Task requirements:
Retype the material below. Keep every word exactly as it is.

Extracted records
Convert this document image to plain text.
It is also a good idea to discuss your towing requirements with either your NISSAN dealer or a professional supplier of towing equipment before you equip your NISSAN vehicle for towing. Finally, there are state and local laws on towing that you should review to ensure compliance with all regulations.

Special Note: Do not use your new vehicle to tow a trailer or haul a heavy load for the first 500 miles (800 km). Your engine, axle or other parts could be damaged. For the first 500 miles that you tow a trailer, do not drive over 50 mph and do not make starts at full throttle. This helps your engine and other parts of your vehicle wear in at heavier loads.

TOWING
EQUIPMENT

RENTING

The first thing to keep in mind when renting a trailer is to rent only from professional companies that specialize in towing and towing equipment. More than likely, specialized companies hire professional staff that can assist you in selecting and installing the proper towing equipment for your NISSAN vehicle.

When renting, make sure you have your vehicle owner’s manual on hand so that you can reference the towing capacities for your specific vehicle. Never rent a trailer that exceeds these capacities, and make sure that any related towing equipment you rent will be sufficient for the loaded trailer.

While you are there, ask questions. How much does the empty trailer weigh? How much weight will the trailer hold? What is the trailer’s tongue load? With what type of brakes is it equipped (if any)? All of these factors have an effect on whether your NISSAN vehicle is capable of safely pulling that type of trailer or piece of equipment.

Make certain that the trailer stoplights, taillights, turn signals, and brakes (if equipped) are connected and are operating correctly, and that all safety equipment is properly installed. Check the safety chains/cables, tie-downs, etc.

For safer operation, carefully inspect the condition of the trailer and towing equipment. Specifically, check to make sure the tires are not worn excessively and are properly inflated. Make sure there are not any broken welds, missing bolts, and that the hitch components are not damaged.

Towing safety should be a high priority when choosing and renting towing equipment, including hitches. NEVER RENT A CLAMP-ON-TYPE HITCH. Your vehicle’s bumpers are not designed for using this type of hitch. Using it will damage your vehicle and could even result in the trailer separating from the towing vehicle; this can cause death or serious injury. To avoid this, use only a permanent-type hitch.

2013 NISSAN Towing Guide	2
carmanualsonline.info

Complete response:
Convert this document image to plain text.
It is also a good idea to discuss your towing requirements with either your NISSAN dealer or a professional supplier of towing equipment before you equip your NISSAN vehicle for towing. Finally, there are state and local laws on towing that you should review to ensure compliance with all regulations.

Special Note: Do not use your new vehicle to tow a trailer or haul a heavy load for the first 500 miles (800 km). Your engine, axle or other parts could be damaged. For the first 500 miles that you tow a trailer, do not drive over 50 mph and do not make starts at full throttle. This helps your engine and other parts of your vehicle wear in at heavier loads.

TOWING
EQUIPMENT

RENTING

The first thing to keep in mind when renting a trailer is to rent only from professional companies that specialize in towing and towing equipment. More than likely, specialized companies hire professional staff that can assist you in selecting and installing the proper towing equipment for your NISSAN vehicle.

When renting, make sure you have your vehicle owner’s manual on hand so that you can reference the towing capacities for your specific vehicle. Never rent a trailer that exceeds these capacities, and make sure that any related towing equipment you rent will be sufficient for the loaded trailer.

While you are there, ask questions. How much does the empty trailer weigh? How much weight will the trailer hold? What is the trailer’s tongue load? With what type of brakes is it equipped (if any)? All of these factors have an effect on whether your NISSAN vehicle is capable of safely pulling that type of trailer or piece of equipment.

Make certain that the trailer stoplights, taillights, turn signals, and brakes (if equipped) are connected and are operating correctly, and that all safety equipment is properly installed. Check the safety chains/cables, tie-downs, etc.

For safer operation, carefully inspect the condition of the trailer and towing equipment. Specifically, check to make sure the tires are not worn excessively and are properly inflated. Make sure there are not any broken welds, missing bolts, and that the hitch components are not damaged.

Towing safety should be a high priority when choosing and renting towing equipment, including hitches. NEVER RENT A CLAMP-ON-TYPE HITCH. Your vehicle’s bumpers are not designed for using this type of hitch. Using it will damage your vehicle and could even result in the trailer separating from the towing vehicle; this can cause death or serious injury. To avoid this, use only a permanent-type hitch.

2013 NISSAN Towing Guide	2
carmanualsonline.info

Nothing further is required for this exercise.